--- begin DATA SECTION ---
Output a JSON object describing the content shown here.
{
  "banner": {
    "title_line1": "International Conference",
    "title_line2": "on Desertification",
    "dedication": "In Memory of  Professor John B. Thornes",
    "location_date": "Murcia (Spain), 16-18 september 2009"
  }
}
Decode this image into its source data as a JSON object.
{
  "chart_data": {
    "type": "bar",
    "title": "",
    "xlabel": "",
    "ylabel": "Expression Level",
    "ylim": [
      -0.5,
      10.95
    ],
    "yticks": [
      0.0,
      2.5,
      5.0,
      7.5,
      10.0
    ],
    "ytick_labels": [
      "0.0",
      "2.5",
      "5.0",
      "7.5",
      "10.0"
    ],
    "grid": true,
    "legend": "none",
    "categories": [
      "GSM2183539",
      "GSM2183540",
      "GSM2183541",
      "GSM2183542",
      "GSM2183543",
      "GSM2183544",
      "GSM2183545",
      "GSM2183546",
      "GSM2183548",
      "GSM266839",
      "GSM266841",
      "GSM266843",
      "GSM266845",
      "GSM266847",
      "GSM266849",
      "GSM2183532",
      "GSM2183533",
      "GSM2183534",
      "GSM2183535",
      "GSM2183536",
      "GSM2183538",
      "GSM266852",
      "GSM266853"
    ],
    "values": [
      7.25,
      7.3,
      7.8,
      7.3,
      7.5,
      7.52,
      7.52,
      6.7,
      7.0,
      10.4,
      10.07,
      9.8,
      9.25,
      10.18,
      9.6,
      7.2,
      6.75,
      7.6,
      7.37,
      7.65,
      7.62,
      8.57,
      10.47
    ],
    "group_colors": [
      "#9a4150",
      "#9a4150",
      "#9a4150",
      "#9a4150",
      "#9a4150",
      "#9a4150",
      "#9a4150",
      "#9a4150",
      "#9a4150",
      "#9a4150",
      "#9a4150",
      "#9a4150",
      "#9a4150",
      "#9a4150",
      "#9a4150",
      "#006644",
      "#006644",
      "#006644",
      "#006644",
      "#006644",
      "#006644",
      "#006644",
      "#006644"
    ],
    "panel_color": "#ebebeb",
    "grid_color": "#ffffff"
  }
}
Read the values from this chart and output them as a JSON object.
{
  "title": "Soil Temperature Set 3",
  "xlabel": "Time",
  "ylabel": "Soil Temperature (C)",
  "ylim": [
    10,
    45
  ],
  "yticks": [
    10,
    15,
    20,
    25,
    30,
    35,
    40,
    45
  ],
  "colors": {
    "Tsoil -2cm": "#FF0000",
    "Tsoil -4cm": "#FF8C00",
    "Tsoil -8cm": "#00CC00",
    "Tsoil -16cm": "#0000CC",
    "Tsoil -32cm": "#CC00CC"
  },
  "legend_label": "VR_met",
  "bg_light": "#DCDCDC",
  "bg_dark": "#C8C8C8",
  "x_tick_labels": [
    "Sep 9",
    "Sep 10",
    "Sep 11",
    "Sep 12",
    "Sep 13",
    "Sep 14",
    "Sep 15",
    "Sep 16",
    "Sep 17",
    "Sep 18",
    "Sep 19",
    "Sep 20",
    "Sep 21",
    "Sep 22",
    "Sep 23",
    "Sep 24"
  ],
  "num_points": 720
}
--- end DATA SECTION ---
Reproduce the lines from the one containing "Read the values" to the end of the entries, keeping both ends and adding nothing.

COMPLETED EXERCISE:
Read the values from this chart and output them as a JSON object.
{
  "title": "Soil Temperature Set 3",
  "xlabel": "Time",
  "ylabel": "Soil Temperature (C)",
  "ylim": [
    10,
    45
  ],
  "yticks": [
    10,
    15,
    20,
    25,
    30,
    35,
    40,
    45
  ],
  "colors": {
    "Tsoil -2cm": "#FF0000",
    "Tsoil -4cm": "#FF8C00",
    "Tsoil -8cm": "#00CC00",
    "Tsoil -16cm": "#0000CC",
    "Tsoil -32cm": "#CC00CC"
  },
  "legend_label": "VR_met",
  "bg_light": "#DCDCDC",
  "bg_dark": "#C8C8C8",
  "x_tick_labels": [
    "Sep 9",
    "Sep 10",
    "Sep 11",
    "Sep 12",
    "Sep 13",
    "Sep 14",
    "Sep 15",
    "Sep 16",
    "Sep 17",
    "Sep 18",
    "Sep 19",
    "Sep 20",
    "Sep 21",
    "Sep 22",
    "Sep 23",
    "Sep 24"
  ],
  "num_points": 720
}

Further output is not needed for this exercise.